Items from a dataset:
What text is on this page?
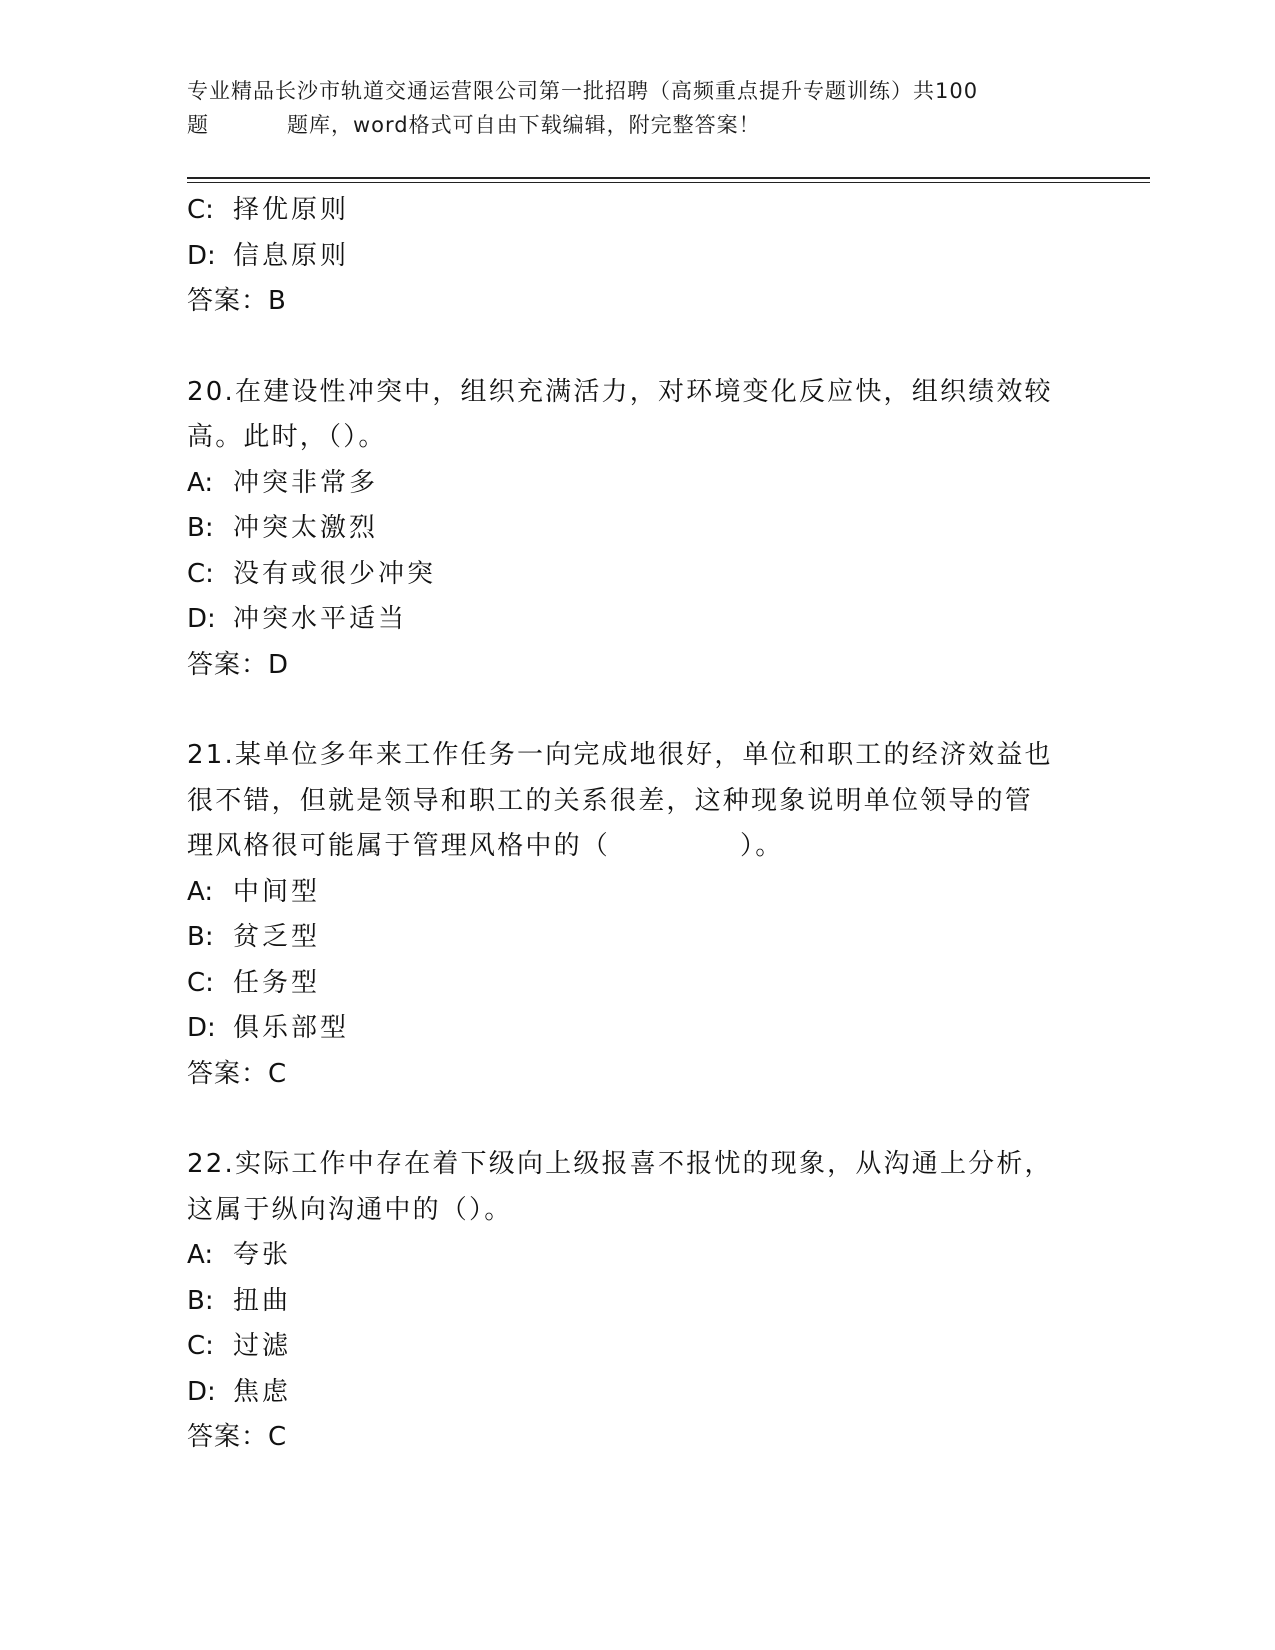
专业精品长沙市轨道交通运营限公司第一批招聘（高频重点提升专题训练）共100
题	题库，word格式可自由下载编辑，附完整答案！
C: 择优原则
D: 信息原则
答案：B
20.在建设性冲突中，组织充满活力，对环境变化反应快，组织绩效较
高。此时，（）。
A: 冲突非常多
B: 冲突太激烈
C: 没有或很少冲突
D: 冲突水平适当
答案：D
21.某单位多年来工作任务一向完成地很好，单位和职工的经济效益也
很不错，但就是领导和职工的关系很差，这种现象说明单位领导的管
理风格很可能属于管理风格中的（	）。
A: 中间型
B: 贫乏型
C: 任务型
D: 俱乐部型
答案：C
22.实际工作中存在着下级向上级报喜不报忧的现象，从沟通上分析，
这属于纵向沟通中的（）。
A: 夸张
B: 扭曲
C: 过滤
D: 焦虑
答案：C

> THE REQUEST
Quote every line of the records above exactly; no picture is to be copied.

> FULL SOLUTION
What text is on this page?
专业精品长沙市轨道交通运营限公司第一批招聘（高频重点提升专题训练）共100
题	题库，word格式可自由下载编辑，附完整答案！
C: 择优原则
D: 信息原则
答案：B
20.在建设性冲突中，组织充满活力，对环境变化反应快，组织绩效较
高。此时，（）。
A: 冲突非常多
B: 冲突太激烈
C: 没有或很少冲突
D: 冲突水平适当
答案：D
21.某单位多年来工作任务一向完成地很好，单位和职工的经济效益也
很不错，但就是领导和职工的关系很差，这种现象说明单位领导的管
理风格很可能属于管理风格中的（	）。
A: 中间型
B: 贫乏型
C: 任务型
D: 俱乐部型
答案：C
22.实际工作中存在着下级向上级报喜不报忧的现象，从沟通上分析，
这属于纵向沟通中的（）。
A: 夸张
B: 扭曲
C: 过滤
D: 焦虑
答案：C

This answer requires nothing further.